● **WHAT IS REQUIRED**
Every line of the records must be repeated exactly; pictures stay out.

--- begin MATERIALS PROVIDED ---

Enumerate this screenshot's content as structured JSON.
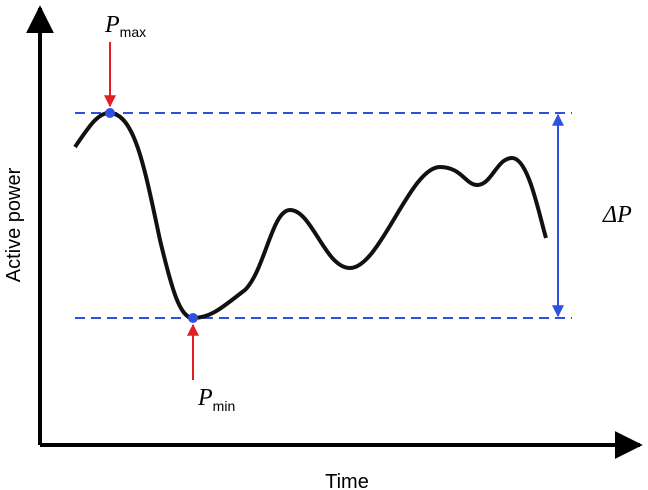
{
  "axes": {
    "y_label": "Active power",
    "x_label": "Time"
  },
  "markers": [
    {
      "symbol": "P",
      "subscript": "max"
    },
    {
      "symbol": "P",
      "subscript": "min"
    }
  ],
  "range_label": "ΔP"
}
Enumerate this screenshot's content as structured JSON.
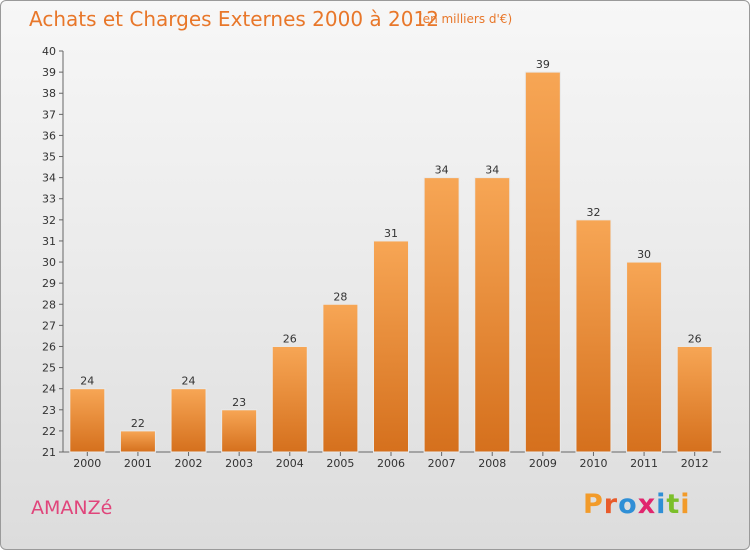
{
  "header": {
    "title": "Achats et Charges Externes 2000 à 2012",
    "unit": "(en milliers d'€)"
  },
  "footer": {
    "commune": "AMANZé",
    "brand": "Proxiti"
  },
  "colors": {
    "bar_top": "#f7a655",
    "bar_bottom": "#d5701d",
    "title": "#e8772a",
    "commune": "#e0457b",
    "logo_letters": [
      "#f29b2a",
      "#e85b2a",
      "#2f8fd6",
      "#e1266e",
      "#2f8fd6",
      "#7bbf2a",
      "#f29b2a"
    ]
  },
  "chart_data": {
    "type": "bar",
    "title": "Achats et Charges Externes 2000 à 2012",
    "subtitle": "(en milliers d'€)",
    "categories": [
      "2000",
      "2001",
      "2002",
      "2003",
      "2004",
      "2005",
      "2006",
      "2007",
      "2008",
      "2009",
      "2010",
      "2011",
      "2012"
    ],
    "values": [
      24,
      22,
      24,
      23,
      26,
      28,
      31,
      34,
      34,
      39,
      32,
      30,
      26
    ],
    "ylim": [
      21,
      40
    ],
    "yticks": [
      21,
      22,
      23,
      24,
      25,
      26,
      27,
      28,
      29,
      30,
      31,
      32,
      33,
      34,
      35,
      36,
      37,
      38,
      39,
      40
    ],
    "grid": false,
    "data_labels": true
  }
}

--- end MATERIALS PROVIDED ---

● **FINAL RESULT**
Enumerate this screenshot's content as structured JSON.
{
  "axes": {
    "y_label": "Active power",
    "x_label": "Time"
  },
  "markers": [
    {
      "symbol": "P",
      "subscript": "max"
    },
    {
      "symbol": "P",
      "subscript": "min"
    }
  ],
  "range_label": "ΔP"
}
Enumerate this screenshot's content as structured JSON.
{
  "header": {
    "title": "Achats et Charges Externes 2000 à 2012",
    "unit": "(en milliers d'€)"
  },
  "footer": {
    "commune": "AMANZé",
    "brand": "Proxiti"
  },
  "colors": {
    "bar_top": "#f7a655",
    "bar_bottom": "#d5701d",
    "title": "#e8772a",
    "commune": "#e0457b",
    "logo_letters": [
      "#f29b2a",
      "#e85b2a",
      "#2f8fd6",
      "#e1266e",
      "#2f8fd6",
      "#7bbf2a",
      "#f29b2a"
    ]
  },
  "chart_data": {
    "type": "bar",
    "title": "Achats et Charges Externes 2000 à 2012",
    "subtitle": "(en milliers d'€)",
    "categories": [
      "2000",
      "2001",
      "2002",
      "2003",
      "2004",
      "2005",
      "2006",
      "2007",
      "2008",
      "2009",
      "2010",
      "2011",
      "2012"
    ],
    "values": [
      24,
      22,
      24,
      23,
      26,
      28,
      31,
      34,
      34,
      39,
      32,
      30,
      26
    ],
    "ylim": [
      21,
      40
    ],
    "yticks": [
      21,
      22,
      23,
      24,
      25,
      26,
      27,
      28,
      29,
      30,
      31,
      32,
      33,
      34,
      35,
      36,
      37,
      38,
      39,
      40
    ],
    "grid": false,
    "data_labels": true
  }
}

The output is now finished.